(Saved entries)

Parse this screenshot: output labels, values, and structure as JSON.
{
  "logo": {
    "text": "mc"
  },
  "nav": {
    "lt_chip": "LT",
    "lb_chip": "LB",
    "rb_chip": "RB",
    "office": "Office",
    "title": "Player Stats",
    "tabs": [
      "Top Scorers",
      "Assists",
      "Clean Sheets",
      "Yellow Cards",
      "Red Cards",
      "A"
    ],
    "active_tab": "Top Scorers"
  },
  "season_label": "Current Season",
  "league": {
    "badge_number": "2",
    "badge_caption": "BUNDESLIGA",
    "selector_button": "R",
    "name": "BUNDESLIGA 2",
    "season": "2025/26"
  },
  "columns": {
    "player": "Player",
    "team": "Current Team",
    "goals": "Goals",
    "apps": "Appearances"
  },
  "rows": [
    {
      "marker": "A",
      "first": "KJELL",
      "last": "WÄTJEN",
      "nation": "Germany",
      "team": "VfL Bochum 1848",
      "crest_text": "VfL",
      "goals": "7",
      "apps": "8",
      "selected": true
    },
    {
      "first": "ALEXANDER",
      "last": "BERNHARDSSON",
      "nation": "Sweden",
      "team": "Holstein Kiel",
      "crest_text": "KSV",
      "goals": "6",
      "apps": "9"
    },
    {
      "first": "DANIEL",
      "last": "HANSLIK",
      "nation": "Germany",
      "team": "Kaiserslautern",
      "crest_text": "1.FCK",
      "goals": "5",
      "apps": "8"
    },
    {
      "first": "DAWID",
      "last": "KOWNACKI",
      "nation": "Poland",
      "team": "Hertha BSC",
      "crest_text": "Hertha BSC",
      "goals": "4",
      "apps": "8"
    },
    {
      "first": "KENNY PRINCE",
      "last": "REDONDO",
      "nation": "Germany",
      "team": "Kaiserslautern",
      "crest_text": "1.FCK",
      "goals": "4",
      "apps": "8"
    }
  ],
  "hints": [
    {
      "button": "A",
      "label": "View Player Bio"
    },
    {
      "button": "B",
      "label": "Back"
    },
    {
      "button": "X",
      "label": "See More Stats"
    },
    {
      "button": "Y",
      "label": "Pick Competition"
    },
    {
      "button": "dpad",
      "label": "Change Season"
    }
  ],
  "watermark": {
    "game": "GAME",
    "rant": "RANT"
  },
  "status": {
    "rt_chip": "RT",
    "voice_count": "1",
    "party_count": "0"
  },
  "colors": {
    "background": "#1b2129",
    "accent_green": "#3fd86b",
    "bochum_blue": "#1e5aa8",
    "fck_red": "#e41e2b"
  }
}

STATED TASK:
Retype the material above, line by line, exactly.

ANSWER BELOW:
Parse this screenshot: output labels, values, and structure as JSON.
{
  "logo": {
    "text": "mc"
  },
  "nav": {
    "lt_chip": "LT",
    "lb_chip": "LB",
    "rb_chip": "RB",
    "office": "Office",
    "title": "Player Stats",
    "tabs": [
      "Top Scorers",
      "Assists",
      "Clean Sheets",
      "Yellow Cards",
      "Red Cards",
      "A"
    ],
    "active_tab": "Top Scorers"
  },
  "season_label": "Current Season",
  "league": {
    "badge_number": "2",
    "badge_caption": "BUNDESLIGA",
    "selector_button": "R",
    "name": "BUNDESLIGA 2",
    "season": "2025/26"
  },
  "columns": {
    "player": "Player",
    "team": "Current Team",
    "goals": "Goals",
    "apps": "Appearances"
  },
  "rows": [
    {
      "marker": "A",
      "first": "KJELL",
      "last": "WÄTJEN",
      "nation": "Germany",
      "team": "VfL Bochum 1848",
      "crest_text": "VfL",
      "goals": "7",
      "apps": "8",
      "selected": true
    },
    {
      "first": "ALEXANDER",
      "last": "BERNHARDSSON",
      "nation": "Sweden",
      "team": "Holstein Kiel",
      "crest_text": "KSV",
      "goals": "6",
      "apps": "9"
    },
    {
      "first": "DANIEL",
      "last": "HANSLIK",
      "nation": "Germany",
      "team": "Kaiserslautern",
      "crest_text": "1.FCK",
      "goals": "5",
      "apps": "8"
    },
    {
      "first": "DAWID",
      "last": "KOWNACKI",
      "nation": "Poland",
      "team": "Hertha BSC",
      "crest_text": "Hertha BSC",
      "goals": "4",
      "apps": "8"
    },
    {
      "first": "KENNY PRINCE",
      "last": "REDONDO",
      "nation": "Germany",
      "team": "Kaiserslautern",
      "crest_text": "1.FCK",
      "goals": "4",
      "apps": "8"
    }
  ],
  "hints": [
    {
      "button": "A",
      "label": "View Player Bio"
    },
    {
      "button": "B",
      "label": "Back"
    },
    {
      "button": "X",
      "label": "See More Stats"
    },
    {
      "button": "Y",
      "label": "Pick Competition"
    },
    {
      "button": "dpad",
      "label": "Change Season"
    }
  ],
  "watermark": {
    "game": "GAME",
    "rant": "RANT"
  },
  "status": {
    "rt_chip": "RT",
    "voice_count": "1",
    "party_count": "0"
  },
  "colors": {
    "background": "#1b2129",
    "accent_green": "#3fd86b",
    "bochum_blue": "#1e5aa8",
    "fck_red": "#e41e2b"
  }
}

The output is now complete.